**INPUT FOR THIS TASK:**
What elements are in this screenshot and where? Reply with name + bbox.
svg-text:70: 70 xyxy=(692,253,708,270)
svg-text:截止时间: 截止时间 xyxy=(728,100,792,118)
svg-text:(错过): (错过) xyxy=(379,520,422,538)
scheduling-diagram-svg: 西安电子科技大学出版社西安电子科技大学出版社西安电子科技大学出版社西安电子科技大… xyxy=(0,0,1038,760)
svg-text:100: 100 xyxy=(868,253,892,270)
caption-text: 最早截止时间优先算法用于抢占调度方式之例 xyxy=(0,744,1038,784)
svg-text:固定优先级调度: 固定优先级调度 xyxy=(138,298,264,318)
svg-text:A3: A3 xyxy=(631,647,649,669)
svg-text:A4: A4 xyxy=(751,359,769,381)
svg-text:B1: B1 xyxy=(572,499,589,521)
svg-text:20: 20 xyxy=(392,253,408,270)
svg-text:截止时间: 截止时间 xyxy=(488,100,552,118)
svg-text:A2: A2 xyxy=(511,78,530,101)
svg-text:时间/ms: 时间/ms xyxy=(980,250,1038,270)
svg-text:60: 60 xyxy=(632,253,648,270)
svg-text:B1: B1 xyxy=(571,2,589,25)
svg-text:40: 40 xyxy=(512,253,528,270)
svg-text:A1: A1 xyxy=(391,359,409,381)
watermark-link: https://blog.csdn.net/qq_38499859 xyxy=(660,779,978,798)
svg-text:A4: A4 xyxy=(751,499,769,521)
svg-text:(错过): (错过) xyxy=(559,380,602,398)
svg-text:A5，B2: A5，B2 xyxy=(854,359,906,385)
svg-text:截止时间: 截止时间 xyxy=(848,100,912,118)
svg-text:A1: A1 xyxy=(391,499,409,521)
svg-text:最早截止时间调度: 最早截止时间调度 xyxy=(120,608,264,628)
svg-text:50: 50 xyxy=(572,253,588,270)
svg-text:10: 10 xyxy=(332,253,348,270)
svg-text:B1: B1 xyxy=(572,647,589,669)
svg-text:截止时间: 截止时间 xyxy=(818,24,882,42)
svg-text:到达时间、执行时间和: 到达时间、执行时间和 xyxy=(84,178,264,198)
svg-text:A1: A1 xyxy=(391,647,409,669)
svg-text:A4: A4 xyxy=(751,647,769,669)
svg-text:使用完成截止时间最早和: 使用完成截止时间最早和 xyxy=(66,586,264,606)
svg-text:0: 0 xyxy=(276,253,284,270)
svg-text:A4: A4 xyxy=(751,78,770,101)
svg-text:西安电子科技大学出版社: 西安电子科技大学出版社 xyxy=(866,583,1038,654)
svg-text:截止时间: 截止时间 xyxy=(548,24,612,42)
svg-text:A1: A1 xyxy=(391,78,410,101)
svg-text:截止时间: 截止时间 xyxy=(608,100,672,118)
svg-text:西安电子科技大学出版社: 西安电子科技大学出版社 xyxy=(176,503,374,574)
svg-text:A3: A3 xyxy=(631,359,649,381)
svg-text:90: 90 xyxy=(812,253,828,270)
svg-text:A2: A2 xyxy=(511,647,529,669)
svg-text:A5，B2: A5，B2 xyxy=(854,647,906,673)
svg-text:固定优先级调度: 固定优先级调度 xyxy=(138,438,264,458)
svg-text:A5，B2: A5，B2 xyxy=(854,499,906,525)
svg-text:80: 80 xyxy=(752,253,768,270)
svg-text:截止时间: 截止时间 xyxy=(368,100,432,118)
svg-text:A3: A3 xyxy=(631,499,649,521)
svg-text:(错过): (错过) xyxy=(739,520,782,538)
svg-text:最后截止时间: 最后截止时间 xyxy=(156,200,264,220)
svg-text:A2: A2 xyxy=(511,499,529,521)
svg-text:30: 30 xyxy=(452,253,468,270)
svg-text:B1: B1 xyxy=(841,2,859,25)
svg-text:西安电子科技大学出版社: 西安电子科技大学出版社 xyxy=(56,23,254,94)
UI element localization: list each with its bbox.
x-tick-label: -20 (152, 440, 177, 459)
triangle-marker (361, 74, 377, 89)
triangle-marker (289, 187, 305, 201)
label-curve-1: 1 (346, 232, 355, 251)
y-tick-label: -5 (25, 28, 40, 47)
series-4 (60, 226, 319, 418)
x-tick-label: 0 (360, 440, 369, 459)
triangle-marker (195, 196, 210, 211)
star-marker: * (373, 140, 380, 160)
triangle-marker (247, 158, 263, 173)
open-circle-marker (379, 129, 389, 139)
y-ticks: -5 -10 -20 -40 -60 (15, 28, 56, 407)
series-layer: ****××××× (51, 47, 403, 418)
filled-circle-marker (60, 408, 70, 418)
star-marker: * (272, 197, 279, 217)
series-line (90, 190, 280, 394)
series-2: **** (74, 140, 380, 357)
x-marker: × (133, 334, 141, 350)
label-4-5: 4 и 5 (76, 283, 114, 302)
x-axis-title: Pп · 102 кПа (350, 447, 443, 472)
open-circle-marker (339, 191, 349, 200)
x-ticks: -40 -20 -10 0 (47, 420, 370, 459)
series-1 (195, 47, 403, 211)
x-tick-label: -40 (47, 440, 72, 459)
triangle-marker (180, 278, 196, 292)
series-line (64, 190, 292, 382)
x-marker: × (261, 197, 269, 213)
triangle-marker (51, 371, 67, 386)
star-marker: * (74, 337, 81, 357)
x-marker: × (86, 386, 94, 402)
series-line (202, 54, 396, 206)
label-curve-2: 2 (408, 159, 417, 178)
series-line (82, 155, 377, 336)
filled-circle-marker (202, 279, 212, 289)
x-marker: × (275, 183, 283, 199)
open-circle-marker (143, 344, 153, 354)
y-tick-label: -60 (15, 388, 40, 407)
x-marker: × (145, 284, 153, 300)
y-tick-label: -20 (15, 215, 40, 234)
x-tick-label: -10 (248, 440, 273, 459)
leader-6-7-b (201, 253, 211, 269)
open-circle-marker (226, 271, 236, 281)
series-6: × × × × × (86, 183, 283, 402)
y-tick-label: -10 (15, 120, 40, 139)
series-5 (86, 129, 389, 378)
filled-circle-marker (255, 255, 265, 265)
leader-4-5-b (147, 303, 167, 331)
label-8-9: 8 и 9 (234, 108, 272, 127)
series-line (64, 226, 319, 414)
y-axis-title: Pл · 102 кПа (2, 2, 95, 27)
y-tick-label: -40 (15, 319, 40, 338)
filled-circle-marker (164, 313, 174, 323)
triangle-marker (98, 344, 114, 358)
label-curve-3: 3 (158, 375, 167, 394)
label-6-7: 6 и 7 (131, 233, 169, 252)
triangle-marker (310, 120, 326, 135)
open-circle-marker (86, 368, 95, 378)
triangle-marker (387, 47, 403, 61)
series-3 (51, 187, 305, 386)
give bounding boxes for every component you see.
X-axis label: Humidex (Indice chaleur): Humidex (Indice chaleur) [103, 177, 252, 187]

**WHAT THIS TASK INVOLVES:**
Put the items from the first line through the line containing "svg-text:截止时间: 截止时间 xyxy=(548,24,612,42)" into a JSON list of strings, one string per line, leaving out blank lines.

**ANSWER TO THE PROBLEM:**
[
  "What elements are in this screenshot and where? Reply with name + bbox.",
  "svg-text:70: 70 xyxy=(692,253,708,270)",
  "svg-text:截止时间: 截止时间 xyxy=(728,100,792,118)",
  "svg-text:(错过): (错过) xyxy=(379,520,422,538)",
  "scheduling-diagram-svg: 西安电子科技大学出版社西安电子科技大学出版社西安电子科技大学出版社西安电子科技大… xyxy=(0,0,1038,760)",
  "svg-text:100: 100 xyxy=(868,253,892,270)",
  "caption-text: 最早截止时间优先算法用于抢占调度方式之例 xyxy=(0,744,1038,784)",
  "svg-text:固定优先级调度: 固定优先级调度 xyxy=(138,298,264,318)",
  "svg-text:A3: A3 xyxy=(631,647,649,669)",
  "svg-text:A4: A4 xyxy=(751,359,769,381)",
  "svg-text:B1: B1 xyxy=(572,499,589,521)",
  "svg-text:20: 20 xyxy=(392,253,408,270)",
  "svg-text:截止时间: 截止时间 xyxy=(488,100,552,118)",
  "svg-text:A2: A2 xyxy=(511,78,530,101)",
  "svg-text:时间/ms: 时间/ms xyxy=(980,250,1038,270)",
  "svg-text:60: 60 xyxy=(632,253,648,270)",
  "svg-text:B1: B1 xyxy=(571,2,589,25)",
  "svg-text:40: 40 xyxy=(512,253,528,270)",
  "svg-text:A1: A1 xyxy=(391,359,409,381)",
  "watermark-link: https://blog.csdn.net/qq_38499859 xyxy=(660,779,978,798)",
  "svg-text:A4: A4 xyxy=(751,499,769,521)",
  "svg-text:(错过): (错过) xyxy=(559,380,602,398)",
  "svg-text:A5，B2: A5，B2 xyxy=(854,359,906,385)",
  "svg-text:截止时间: 截止时间 xyxy=(848,100,912,118)",
  "svg-text:A1: A1 xyxy=(391,499,409,521)",
  "svg-text:最早截止时间调度: 最早截止时间调度 xyxy=(120,608,264,628)",
  "svg-text:50: 50 xyxy=(572,253,588,270)",
  "svg-text:10: 10 xyxy=(332,253,348,270)",
  "svg-text:B1: B1 xyxy=(572,647,589,669)",
  "svg-text:截止时间: 截止时间 xyxy=(818,24,882,42)",
  "svg-text:到达时间、执行时间和: 到达时间、执行时间和 xyxy=(84,178,264,198)",
  "svg-text:A1: A1 xyxy=(391,647,409,669)",
  "svg-text:A4: A4 xyxy=(751,647,769,669)",
  "svg-text:使用完成截止时间最早和: 使用完成截止时间最早和 xyxy=(66,586,264,606)",
  "svg-text:0: 0 xyxy=(276,253,284,270)",
  "svg-text:A4: A4 xyxy=(751,78,770,101)",
  "svg-text:西安电子科技大学出版社: 西安电子科技大学出版社 xyxy=(866,583,1038,654)",
  "svg-text:截止时间: 截止时间 xyxy=(548,24,612,42)"
]